Data shown
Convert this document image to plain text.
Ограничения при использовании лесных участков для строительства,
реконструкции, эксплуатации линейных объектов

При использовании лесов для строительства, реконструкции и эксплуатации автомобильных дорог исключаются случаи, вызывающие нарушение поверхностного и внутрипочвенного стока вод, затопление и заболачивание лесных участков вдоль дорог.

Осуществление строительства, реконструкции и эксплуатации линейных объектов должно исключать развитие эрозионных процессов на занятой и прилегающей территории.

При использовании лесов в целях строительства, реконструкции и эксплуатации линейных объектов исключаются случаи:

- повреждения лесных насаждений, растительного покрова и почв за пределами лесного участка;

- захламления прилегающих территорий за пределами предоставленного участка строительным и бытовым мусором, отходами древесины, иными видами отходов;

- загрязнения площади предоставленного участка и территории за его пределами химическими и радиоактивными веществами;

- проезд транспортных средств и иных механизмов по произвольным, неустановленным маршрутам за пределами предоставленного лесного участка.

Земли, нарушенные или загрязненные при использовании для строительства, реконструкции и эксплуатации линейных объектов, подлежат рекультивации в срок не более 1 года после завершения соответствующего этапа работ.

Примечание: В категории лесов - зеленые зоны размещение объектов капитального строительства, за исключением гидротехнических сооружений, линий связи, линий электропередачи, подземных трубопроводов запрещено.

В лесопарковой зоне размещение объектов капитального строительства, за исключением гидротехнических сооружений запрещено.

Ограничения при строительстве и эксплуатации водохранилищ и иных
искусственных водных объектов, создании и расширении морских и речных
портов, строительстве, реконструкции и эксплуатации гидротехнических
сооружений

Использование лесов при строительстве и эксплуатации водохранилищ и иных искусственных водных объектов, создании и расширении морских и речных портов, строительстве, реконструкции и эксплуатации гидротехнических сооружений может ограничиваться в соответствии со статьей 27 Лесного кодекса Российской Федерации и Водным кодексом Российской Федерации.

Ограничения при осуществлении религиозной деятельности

Instruction
Check every line of the data, and copy the ones that contain "территории".

Final answer
Осуществление строительства, реконструкции и эксплуатации линейных объектов должно исключать развитие эрозионных процессов на занятой и прилегающей территории.
- загрязнения площади предоставленного участка и территории за его пределами химическими и радиоактивными веществами;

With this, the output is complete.